▸ **What the task asks**
Extract all lines from the data beneath that include the word "this".

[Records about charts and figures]
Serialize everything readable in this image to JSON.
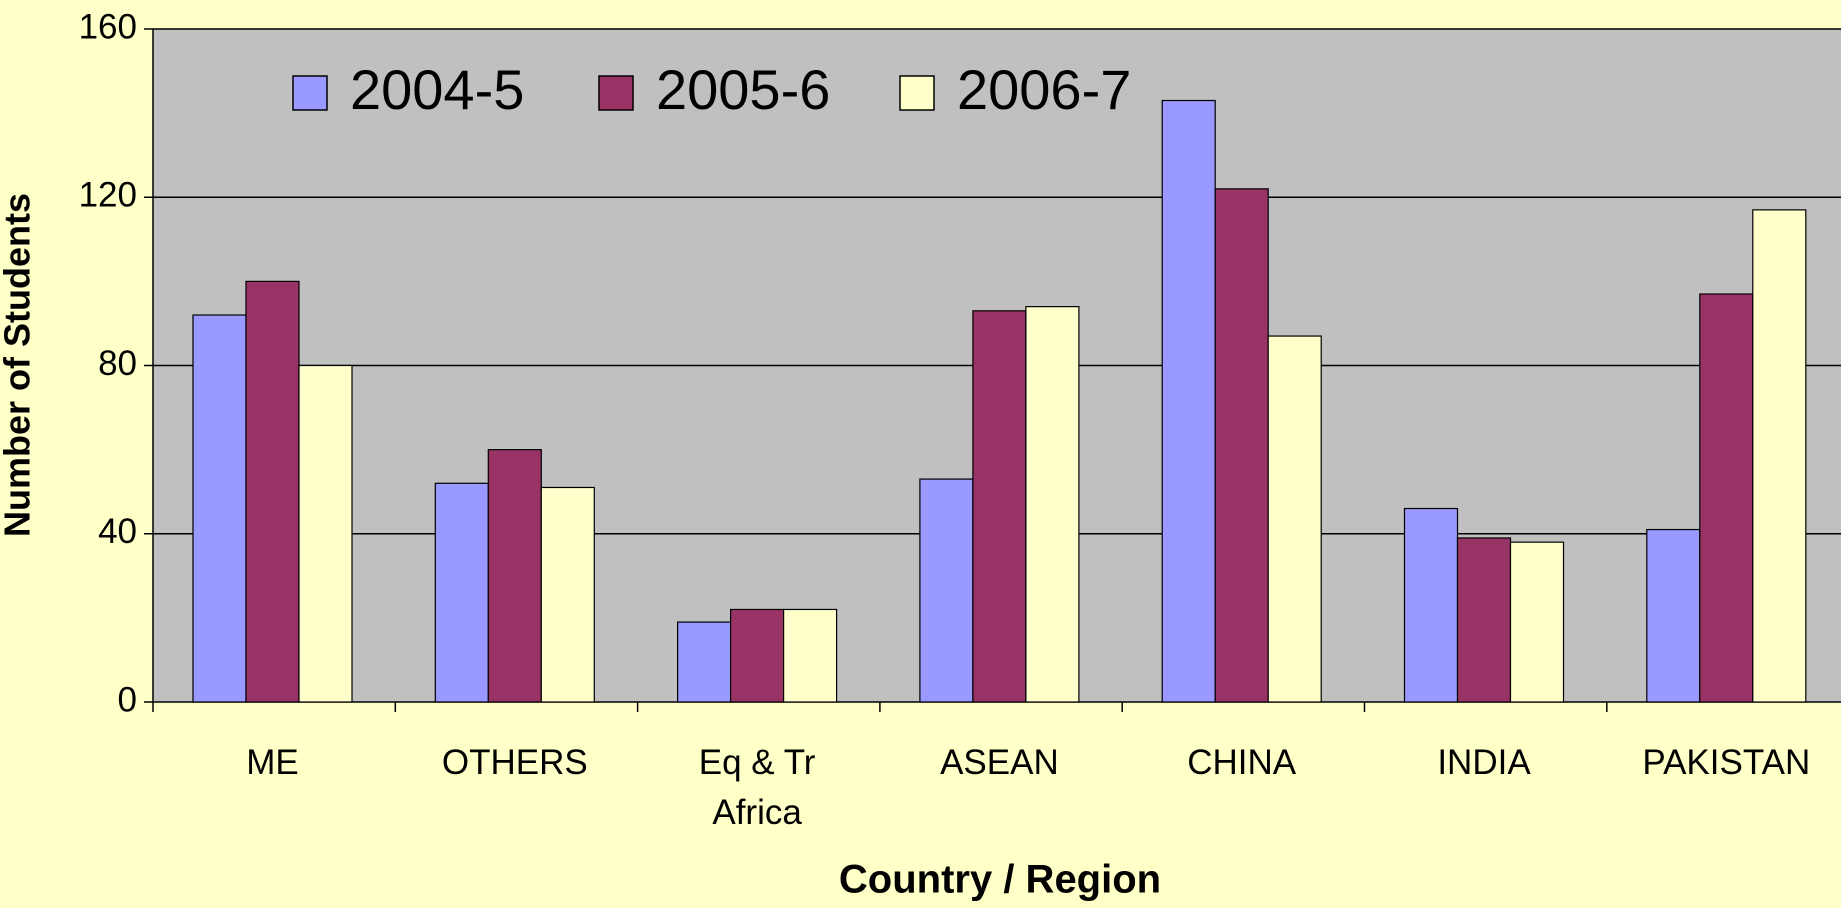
{
  "chart_data": {
    "type": "bar",
    "x_label": "Country / Region",
    "y_label": "Number of Students",
    "categories": [
      "ME",
      "OTHERS",
      "Eq & Tr Africa",
      "ASEAN",
      "CHINA",
      "INDIA",
      "PAKISTAN"
    ],
    "series": [
      {
        "name": "2004-5",
        "color": "#9999ff",
        "values": [
          92,
          52,
          19,
          53,
          143,
          46,
          41
        ]
      },
      {
        "name": "2005-6",
        "color": "#993366",
        "values": [
          100,
          60,
          22,
          93,
          122,
          39,
          97
        ]
      },
      {
        "name": "2006-7",
        "color": "#ffffcc",
        "values": [
          80,
          51,
          22,
          94,
          87,
          38,
          117
        ]
      }
    ],
    "ylim": [
      0,
      160
    ],
    "yticks": [
      0,
      40,
      80,
      120,
      160
    ],
    "grid": true,
    "legend": "top"
  }
}
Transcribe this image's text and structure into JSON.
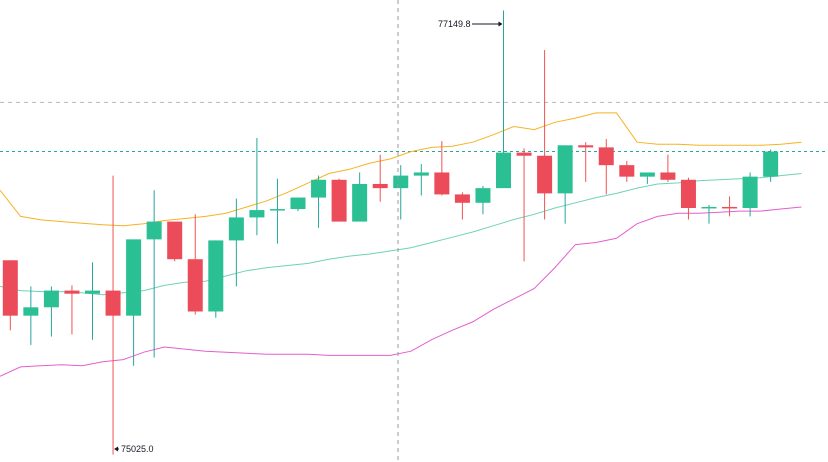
{
  "chart_data": {
    "type": "candlestick",
    "title": "",
    "colors": {
      "up": "#26a69a",
      "up_fill": "#2bbf94",
      "down": "#ef5350",
      "down_fill": "#ec4b59",
      "bb_upper": "#f5b324",
      "bb_middle": "#6dd3b8",
      "bb_lower": "#e45fcf",
      "crosshair": "#9598a1",
      "price_line": "#26a69a"
    },
    "annotations": {
      "high_label": "77149.8",
      "low_label": "75025.0"
    },
    "reference_lines": {
      "dashed_gray_level": 76710,
      "dashed_green_level": 76475
    },
    "y_range": [
      74990,
      77200
    ],
    "candles": [
      {
        "o": 75955,
        "h": 75955,
        "l": 75620,
        "c": 75690
      },
      {
        "o": 75690,
        "h": 75830,
        "l": 75550,
        "c": 75730
      },
      {
        "o": 75730,
        "h": 75830,
        "l": 75590,
        "c": 75810
      },
      {
        "o": 75810,
        "h": 75835,
        "l": 75600,
        "c": 75795
      },
      {
        "o": 75795,
        "h": 75945,
        "l": 75575,
        "c": 75810
      },
      {
        "o": 75810,
        "h": 76360,
        "l": 75025,
        "c": 75690
      },
      {
        "o": 75690,
        "h": 76040,
        "l": 75450,
        "c": 76055
      },
      {
        "o": 76055,
        "h": 76290,
        "l": 75490,
        "c": 76140
      },
      {
        "o": 76140,
        "h": 76140,
        "l": 75950,
        "c": 75960
      },
      {
        "o": 75960,
        "h": 76175,
        "l": 75695,
        "c": 75710
      },
      {
        "o": 75710,
        "h": 76050,
        "l": 75680,
        "c": 76050
      },
      {
        "o": 76050,
        "h": 76250,
        "l": 75830,
        "c": 76160
      },
      {
        "o": 76160,
        "h": 76540,
        "l": 76075,
        "c": 76195
      },
      {
        "o": 76195,
        "h": 76345,
        "l": 76035,
        "c": 76200
      },
      {
        "o": 76200,
        "h": 76240,
        "l": 76190,
        "c": 76255
      },
      {
        "o": 76255,
        "h": 76360,
        "l": 76110,
        "c": 76340
      },
      {
        "o": 76340,
        "h": 76345,
        "l": 76150,
        "c": 76140
      },
      {
        "o": 76140,
        "h": 76375,
        "l": 76150,
        "c": 76320
      },
      {
        "o": 76320,
        "h": 76460,
        "l": 76235,
        "c": 76300
      },
      {
        "o": 76300,
        "h": 76410,
        "l": 76150,
        "c": 76360
      },
      {
        "o": 76360,
        "h": 76415,
        "l": 76265,
        "c": 76375
      },
      {
        "o": 76375,
        "h": 76525,
        "l": 76265,
        "c": 76270
      },
      {
        "o": 76270,
        "h": 76280,
        "l": 76150,
        "c": 76230
      },
      {
        "o": 76230,
        "h": 76310,
        "l": 76175,
        "c": 76300
      },
      {
        "o": 76300,
        "h": 77149.8,
        "l": 76315,
        "c": 76470
      },
      {
        "o": 76470,
        "h": 76490,
        "l": 75950,
        "c": 76455
      },
      {
        "o": 76455,
        "h": 76960,
        "l": 76150,
        "c": 76275
      },
      {
        "o": 76275,
        "h": 76500,
        "l": 76130,
        "c": 76505
      },
      {
        "o": 76505,
        "h": 76520,
        "l": 76330,
        "c": 76495
      },
      {
        "o": 76495,
        "h": 76535,
        "l": 76270,
        "c": 76410
      },
      {
        "o": 76410,
        "h": 76430,
        "l": 76330,
        "c": 76355
      },
      {
        "o": 76355,
        "h": 76360,
        "l": 76320,
        "c": 76375
      },
      {
        "o": 76375,
        "h": 76460,
        "l": 76330,
        "c": 76340
      },
      {
        "o": 76340,
        "h": 76350,
        "l": 76150,
        "c": 76205
      },
      {
        "o": 76205,
        "h": 76220,
        "l": 76130,
        "c": 76210
      },
      {
        "o": 76210,
        "h": 76260,
        "l": 76165,
        "c": 76205
      },
      {
        "o": 76205,
        "h": 76375,
        "l": 76165,
        "c": 76355
      },
      {
        "o": 76355,
        "h": 76485,
        "l": 76330,
        "c": 76475
      }
    ],
    "bb_upper": [
      76290,
      76165,
      76148,
      76140,
      76132,
      76125,
      76120,
      76130,
      76145,
      76155,
      76165,
      76180,
      76210,
      76240,
      76280,
      76325,
      76370,
      76390,
      76420,
      76440,
      76475,
      76495,
      76500,
      76520,
      76555,
      76595,
      76580,
      76615,
      76635,
      76660,
      76660,
      76520,
      76510,
      76510,
      76505,
      76505,
      76505,
      76505,
      76510,
      76520
    ],
    "bb_middle": [
      75830,
      75810,
      75805,
      75805,
      75800,
      75790,
      75800,
      75810,
      75835,
      75850,
      75855,
      75880,
      75905,
      75920,
      75930,
      75940,
      75960,
      75975,
      75985,
      76000,
      76015,
      76040,
      76065,
      76090,
      76120,
      76150,
      76175,
      76205,
      76230,
      76255,
      76275,
      76300,
      76320,
      76325,
      76335,
      76340,
      76345,
      76350,
      76360,
      76370
    ],
    "bb_lower": [
      75400,
      75445,
      75450,
      75455,
      75450,
      75470,
      75480,
      75515,
      75540,
      75530,
      75520,
      75515,
      75510,
      75505,
      75505,
      75505,
      75500,
      75500,
      75500,
      75500,
      75520,
      75575,
      75620,
      75660,
      75720,
      75770,
      75820,
      75920,
      76030,
      76040,
      76060,
      76130,
      76165,
      76180,
      76180,
      76185,
      76190,
      76190,
      76200,
      76210
    ]
  }
}
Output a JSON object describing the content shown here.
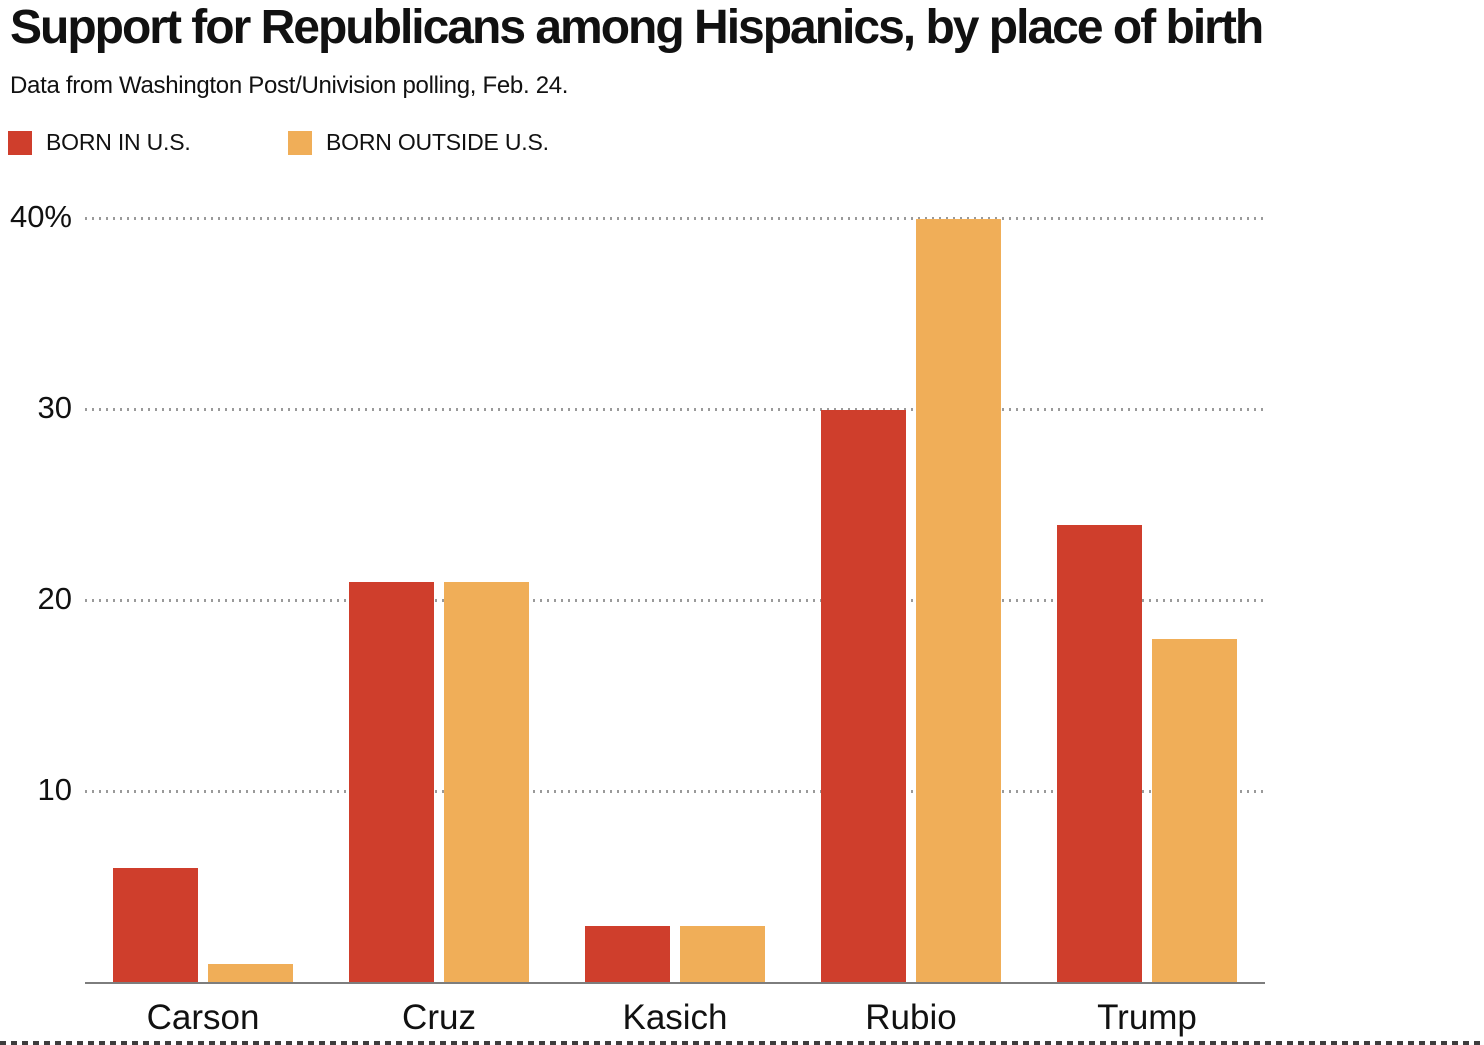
{
  "header": {
    "title": "Support for Republicans among Hispanics, by place of birth",
    "subtitle": "Data from Washington Post/Univision polling, Feb. 24."
  },
  "legend": {
    "items": [
      {
        "label": "BORN IN U.S.",
        "color": "#cf3e2c"
      },
      {
        "label": "BORN OUTSIDE U.S.",
        "color": "#f0ae58"
      }
    ]
  },
  "chart_data": {
    "type": "bar",
    "title": "Support for Republicans among Hispanics, by place of birth",
    "subtitle": "Data from Washington Post/Univision polling, Feb. 24.",
    "categories": [
      "Carson",
      "Cruz",
      "Kasich",
      "Rubio",
      "Trump"
    ],
    "series": [
      {
        "name": "BORN IN U.S.",
        "color": "#cf3e2c",
        "values": [
          6,
          21,
          3,
          30,
          24
        ]
      },
      {
        "name": "BORN OUTSIDE U.S.",
        "color": "#f0ae58",
        "values": [
          1,
          21,
          3,
          40,
          18
        ]
      }
    ],
    "xlabel": "",
    "ylabel": "",
    "unit": "%",
    "ylim": [
      0,
      42
    ],
    "yticks": [
      {
        "value": 10,
        "label": "10"
      },
      {
        "value": 20,
        "label": "20"
      },
      {
        "value": 30,
        "label": "30"
      },
      {
        "value": 40,
        "label": "40%"
      }
    ],
    "grid": "horizontal-dotted",
    "legend_position": "top-left",
    "bar_colors": {
      "born_in_us": "#cf3e2c",
      "born_outside_us": "#f0ae58"
    }
  }
}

▸ **Worked answer**
Serialize everything readable in this image to JSON.
Transcribe this image's text and structure into JSON.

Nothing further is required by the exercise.